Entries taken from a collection
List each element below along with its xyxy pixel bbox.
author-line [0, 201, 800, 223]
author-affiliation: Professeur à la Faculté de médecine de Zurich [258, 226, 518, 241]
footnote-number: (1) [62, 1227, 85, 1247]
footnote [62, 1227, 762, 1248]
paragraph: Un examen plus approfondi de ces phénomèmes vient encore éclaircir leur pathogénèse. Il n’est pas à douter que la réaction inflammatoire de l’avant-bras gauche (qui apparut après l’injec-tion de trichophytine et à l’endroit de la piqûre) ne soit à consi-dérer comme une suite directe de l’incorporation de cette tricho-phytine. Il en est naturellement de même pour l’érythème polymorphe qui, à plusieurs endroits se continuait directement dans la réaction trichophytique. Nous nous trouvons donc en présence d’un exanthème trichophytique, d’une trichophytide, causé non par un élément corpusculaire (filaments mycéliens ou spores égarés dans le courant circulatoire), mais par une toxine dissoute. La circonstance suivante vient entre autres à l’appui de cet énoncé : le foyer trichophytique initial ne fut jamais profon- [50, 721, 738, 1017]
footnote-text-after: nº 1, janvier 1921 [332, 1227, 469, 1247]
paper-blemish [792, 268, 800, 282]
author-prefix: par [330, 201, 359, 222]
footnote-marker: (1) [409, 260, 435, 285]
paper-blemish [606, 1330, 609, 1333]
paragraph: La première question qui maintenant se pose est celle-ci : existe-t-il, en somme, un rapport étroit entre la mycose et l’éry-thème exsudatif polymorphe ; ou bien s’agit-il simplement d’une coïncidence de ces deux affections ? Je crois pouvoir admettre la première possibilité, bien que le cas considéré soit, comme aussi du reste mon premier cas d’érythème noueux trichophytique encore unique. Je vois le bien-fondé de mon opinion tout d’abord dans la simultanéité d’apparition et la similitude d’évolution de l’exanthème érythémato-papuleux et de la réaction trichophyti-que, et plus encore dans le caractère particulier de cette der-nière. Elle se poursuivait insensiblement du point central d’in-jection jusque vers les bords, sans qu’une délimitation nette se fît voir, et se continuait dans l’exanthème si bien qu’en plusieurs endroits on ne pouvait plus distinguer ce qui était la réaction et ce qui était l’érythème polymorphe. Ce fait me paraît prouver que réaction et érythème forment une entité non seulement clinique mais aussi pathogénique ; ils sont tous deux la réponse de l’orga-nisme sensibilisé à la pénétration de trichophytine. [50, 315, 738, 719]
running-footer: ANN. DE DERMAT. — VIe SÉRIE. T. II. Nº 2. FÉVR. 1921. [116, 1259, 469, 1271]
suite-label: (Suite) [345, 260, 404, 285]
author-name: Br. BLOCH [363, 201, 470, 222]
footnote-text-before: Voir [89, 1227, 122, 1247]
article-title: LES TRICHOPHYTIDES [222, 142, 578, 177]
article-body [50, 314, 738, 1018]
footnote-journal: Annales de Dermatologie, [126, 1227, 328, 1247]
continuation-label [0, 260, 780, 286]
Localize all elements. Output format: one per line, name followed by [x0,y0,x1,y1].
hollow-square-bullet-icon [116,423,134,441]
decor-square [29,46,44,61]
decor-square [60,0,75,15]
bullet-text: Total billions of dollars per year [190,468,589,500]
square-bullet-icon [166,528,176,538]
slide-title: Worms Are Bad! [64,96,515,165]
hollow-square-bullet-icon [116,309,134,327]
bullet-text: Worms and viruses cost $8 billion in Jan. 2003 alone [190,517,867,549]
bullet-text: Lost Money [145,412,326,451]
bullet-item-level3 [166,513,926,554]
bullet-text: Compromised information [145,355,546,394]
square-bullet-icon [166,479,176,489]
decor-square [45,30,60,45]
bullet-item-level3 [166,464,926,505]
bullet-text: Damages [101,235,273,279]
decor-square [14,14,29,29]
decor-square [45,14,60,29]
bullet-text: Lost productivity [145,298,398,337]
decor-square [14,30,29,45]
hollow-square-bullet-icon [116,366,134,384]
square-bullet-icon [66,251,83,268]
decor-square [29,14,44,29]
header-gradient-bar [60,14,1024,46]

■ TASK: Every line in the data above that includes the word "title" should be copied.

■ TASK RESULT:
article-title: LES TRICHOPHYTIDES [222, 142, 578, 177]
slide-title: Worms Are Bad! [64,96,515,165]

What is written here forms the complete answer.